**Task objective**.
Of all the lines in the records, how many hold the word "Wirbeltieren"? Answer with the number only.

** Start **

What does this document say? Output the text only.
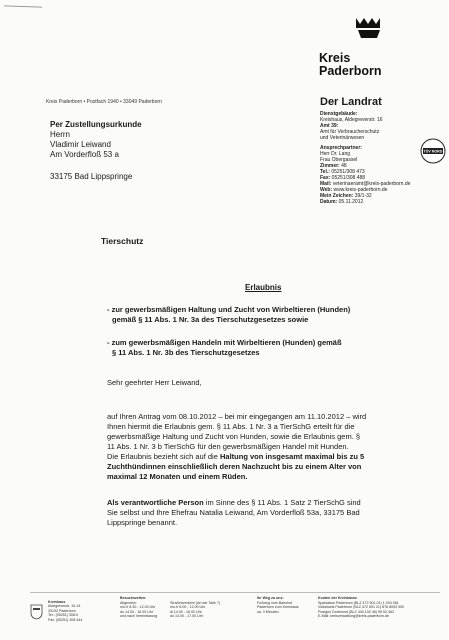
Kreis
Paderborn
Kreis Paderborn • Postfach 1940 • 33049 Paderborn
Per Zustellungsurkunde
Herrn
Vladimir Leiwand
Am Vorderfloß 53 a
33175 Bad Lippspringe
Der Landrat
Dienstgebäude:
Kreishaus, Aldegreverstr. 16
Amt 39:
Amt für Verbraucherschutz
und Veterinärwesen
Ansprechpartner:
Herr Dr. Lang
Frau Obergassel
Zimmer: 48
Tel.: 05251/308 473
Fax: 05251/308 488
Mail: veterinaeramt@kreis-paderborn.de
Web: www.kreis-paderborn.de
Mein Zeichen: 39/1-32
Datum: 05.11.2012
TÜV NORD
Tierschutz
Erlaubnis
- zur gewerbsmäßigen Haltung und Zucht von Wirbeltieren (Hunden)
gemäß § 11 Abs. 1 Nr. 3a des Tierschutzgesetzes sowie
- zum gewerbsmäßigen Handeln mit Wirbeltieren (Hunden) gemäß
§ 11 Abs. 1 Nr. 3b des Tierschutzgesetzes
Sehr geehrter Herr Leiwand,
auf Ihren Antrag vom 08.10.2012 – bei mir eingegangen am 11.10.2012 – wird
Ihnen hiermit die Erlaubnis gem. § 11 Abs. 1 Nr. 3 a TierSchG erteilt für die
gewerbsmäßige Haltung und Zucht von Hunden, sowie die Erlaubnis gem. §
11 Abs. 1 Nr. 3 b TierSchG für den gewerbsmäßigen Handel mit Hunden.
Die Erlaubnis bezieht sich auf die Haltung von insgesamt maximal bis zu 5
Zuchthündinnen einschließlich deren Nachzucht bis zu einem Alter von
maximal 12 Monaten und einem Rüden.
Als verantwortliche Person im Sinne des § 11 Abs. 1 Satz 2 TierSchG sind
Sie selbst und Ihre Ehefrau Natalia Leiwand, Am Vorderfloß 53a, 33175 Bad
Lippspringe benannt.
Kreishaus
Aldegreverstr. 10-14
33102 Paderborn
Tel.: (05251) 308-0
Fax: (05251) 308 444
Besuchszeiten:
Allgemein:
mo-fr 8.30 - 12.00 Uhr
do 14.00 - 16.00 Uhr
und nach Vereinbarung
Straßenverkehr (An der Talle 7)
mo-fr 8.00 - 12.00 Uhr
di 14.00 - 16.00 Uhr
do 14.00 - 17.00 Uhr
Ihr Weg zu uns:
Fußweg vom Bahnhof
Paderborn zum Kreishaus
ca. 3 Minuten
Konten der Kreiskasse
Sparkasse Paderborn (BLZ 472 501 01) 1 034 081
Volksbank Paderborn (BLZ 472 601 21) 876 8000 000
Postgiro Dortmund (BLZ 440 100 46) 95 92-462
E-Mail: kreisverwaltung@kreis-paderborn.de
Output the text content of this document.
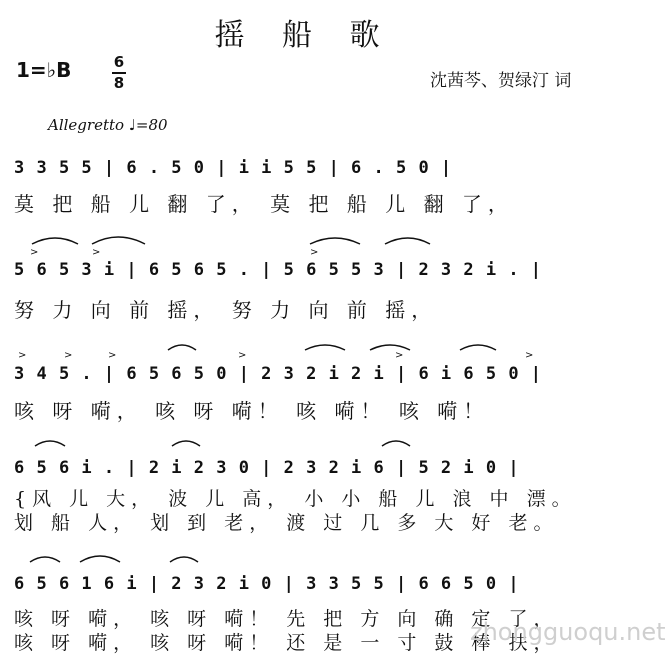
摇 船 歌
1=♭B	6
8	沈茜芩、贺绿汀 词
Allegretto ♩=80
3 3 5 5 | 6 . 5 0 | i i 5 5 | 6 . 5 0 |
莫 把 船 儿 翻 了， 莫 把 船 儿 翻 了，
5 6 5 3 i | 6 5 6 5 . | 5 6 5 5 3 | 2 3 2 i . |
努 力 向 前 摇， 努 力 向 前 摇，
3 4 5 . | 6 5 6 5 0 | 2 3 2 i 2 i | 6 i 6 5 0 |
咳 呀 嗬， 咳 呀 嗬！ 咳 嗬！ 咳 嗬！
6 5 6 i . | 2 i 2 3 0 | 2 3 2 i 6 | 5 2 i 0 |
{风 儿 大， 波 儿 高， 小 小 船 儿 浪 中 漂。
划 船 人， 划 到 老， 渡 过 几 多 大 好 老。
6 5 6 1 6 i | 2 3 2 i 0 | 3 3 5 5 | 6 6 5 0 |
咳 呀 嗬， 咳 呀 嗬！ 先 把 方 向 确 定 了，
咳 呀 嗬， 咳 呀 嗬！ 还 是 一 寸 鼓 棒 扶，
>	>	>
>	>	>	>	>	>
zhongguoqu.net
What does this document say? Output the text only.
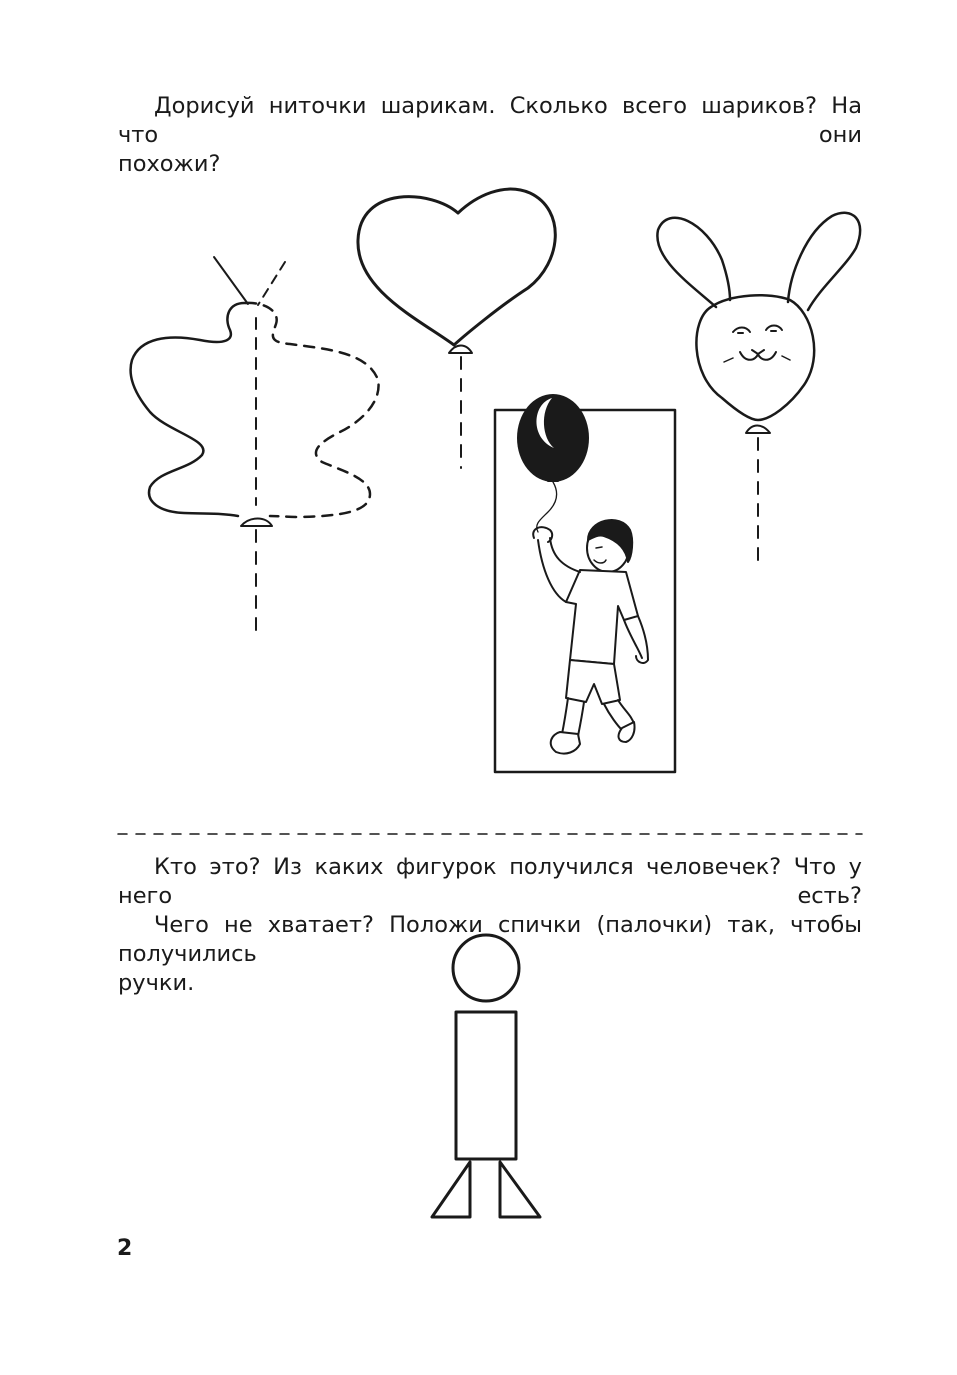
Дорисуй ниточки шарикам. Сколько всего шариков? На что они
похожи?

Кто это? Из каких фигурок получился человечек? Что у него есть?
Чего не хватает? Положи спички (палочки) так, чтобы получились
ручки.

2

** End **

**Response to this task**.
2